* SUPPLIED RECORDS:
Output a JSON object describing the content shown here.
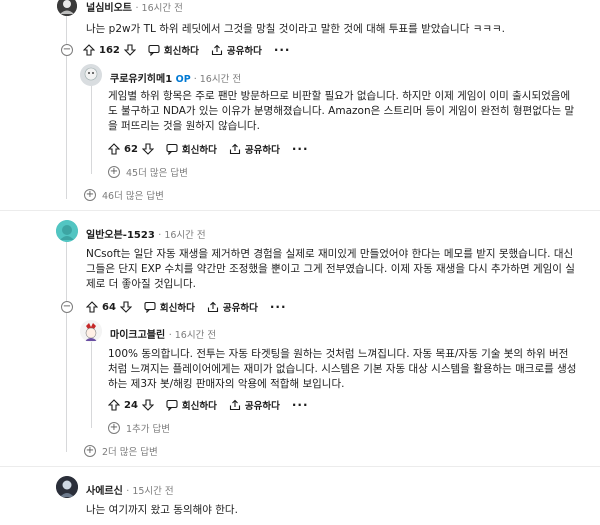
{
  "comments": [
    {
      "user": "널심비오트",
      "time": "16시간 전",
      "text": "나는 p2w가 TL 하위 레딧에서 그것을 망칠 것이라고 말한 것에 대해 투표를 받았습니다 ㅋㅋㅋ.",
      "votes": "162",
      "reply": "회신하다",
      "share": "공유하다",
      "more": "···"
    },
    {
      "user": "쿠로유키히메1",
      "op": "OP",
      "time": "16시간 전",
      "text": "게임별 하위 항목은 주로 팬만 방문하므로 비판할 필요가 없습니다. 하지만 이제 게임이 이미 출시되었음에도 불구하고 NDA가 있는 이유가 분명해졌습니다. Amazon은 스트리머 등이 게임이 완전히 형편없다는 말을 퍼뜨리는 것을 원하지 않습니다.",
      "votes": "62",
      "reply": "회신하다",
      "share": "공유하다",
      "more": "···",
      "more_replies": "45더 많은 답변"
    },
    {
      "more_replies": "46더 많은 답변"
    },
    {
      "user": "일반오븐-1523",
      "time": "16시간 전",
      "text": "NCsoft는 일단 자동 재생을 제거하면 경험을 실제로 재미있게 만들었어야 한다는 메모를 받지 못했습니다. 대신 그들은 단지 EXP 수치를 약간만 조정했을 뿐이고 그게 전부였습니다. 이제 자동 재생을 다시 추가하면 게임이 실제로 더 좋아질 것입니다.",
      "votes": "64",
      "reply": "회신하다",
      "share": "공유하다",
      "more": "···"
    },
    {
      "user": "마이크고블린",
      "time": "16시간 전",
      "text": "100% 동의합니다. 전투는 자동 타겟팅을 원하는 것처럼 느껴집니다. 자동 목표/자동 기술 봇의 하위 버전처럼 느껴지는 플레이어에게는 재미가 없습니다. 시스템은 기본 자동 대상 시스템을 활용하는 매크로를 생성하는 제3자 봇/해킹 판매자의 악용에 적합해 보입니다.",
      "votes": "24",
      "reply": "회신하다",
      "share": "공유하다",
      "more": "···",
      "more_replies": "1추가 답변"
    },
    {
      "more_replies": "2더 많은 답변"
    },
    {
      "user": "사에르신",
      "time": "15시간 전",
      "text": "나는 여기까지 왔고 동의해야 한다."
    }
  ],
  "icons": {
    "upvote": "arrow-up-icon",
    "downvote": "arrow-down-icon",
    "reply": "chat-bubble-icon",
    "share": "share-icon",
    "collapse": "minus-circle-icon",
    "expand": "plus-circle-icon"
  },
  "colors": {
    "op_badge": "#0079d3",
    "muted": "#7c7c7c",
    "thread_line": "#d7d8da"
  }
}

* GIVEN REQUEST:
Write out all the entries again, word for word, and print no images.

* TASK RESULT:
Output a JSON object describing the content shown here.
{
  "comments": [
    {
      "user": "널심비오트",
      "time": "16시간 전",
      "text": "나는 p2w가 TL 하위 레딧에서 그것을 망칠 것이라고 말한 것에 대해 투표를 받았습니다 ㅋㅋㅋ.",
      "votes": "162",
      "reply": "회신하다",
      "share": "공유하다",
      "more": "···"
    },
    {
      "user": "쿠로유키히메1",
      "op": "OP",
      "time": "16시간 전",
      "text": "게임별 하위 항목은 주로 팬만 방문하므로 비판할 필요가 없습니다. 하지만 이제 게임이 이미 출시되었음에도 불구하고 NDA가 있는 이유가 분명해졌습니다. Amazon은 스트리머 등이 게임이 완전히 형편없다는 말을 퍼뜨리는 것을 원하지 않습니다.",
      "votes": "62",
      "reply": "회신하다",
      "share": "공유하다",
      "more": "···",
      "more_replies": "45더 많은 답변"
    },
    {
      "more_replies": "46더 많은 답변"
    },
    {
      "user": "일반오븐-1523",
      "time": "16시간 전",
      "text": "NCsoft는 일단 자동 재생을 제거하면 경험을 실제로 재미있게 만들었어야 한다는 메모를 받지 못했습니다. 대신 그들은 단지 EXP 수치를 약간만 조정했을 뿐이고 그게 전부였습니다. 이제 자동 재생을 다시 추가하면 게임이 실제로 더 좋아질 것입니다.",
      "votes": "64",
      "reply": "회신하다",
      "share": "공유하다",
      "more": "···"
    },
    {
      "user": "마이크고블린",
      "time": "16시간 전",
      "text": "100% 동의합니다. 전투는 자동 타겟팅을 원하는 것처럼 느껴집니다. 자동 목표/자동 기술 봇의 하위 버전처럼 느껴지는 플레이어에게는 재미가 없습니다. 시스템은 기본 자동 대상 시스템을 활용하는 매크로를 생성하는 제3자 봇/해킹 판매자의 악용에 적합해 보입니다.",
      "votes": "24",
      "reply": "회신하다",
      "share": "공유하다",
      "more": "···",
      "more_replies": "1추가 답변"
    },
    {
      "more_replies": "2더 많은 답변"
    },
    {
      "user": "사에르신",
      "time": "15시간 전",
      "text": "나는 여기까지 왔고 동의해야 한다."
    }
  ],
  "icons": {
    "upvote": "arrow-up-icon",
    "downvote": "arrow-down-icon",
    "reply": "chat-bubble-icon",
    "share": "share-icon",
    "collapse": "minus-circle-icon",
    "expand": "plus-circle-icon"
  },
  "colors": {
    "op_badge": "#0079d3",
    "muted": "#7c7c7c",
    "thread_line": "#d7d8da"
  }
}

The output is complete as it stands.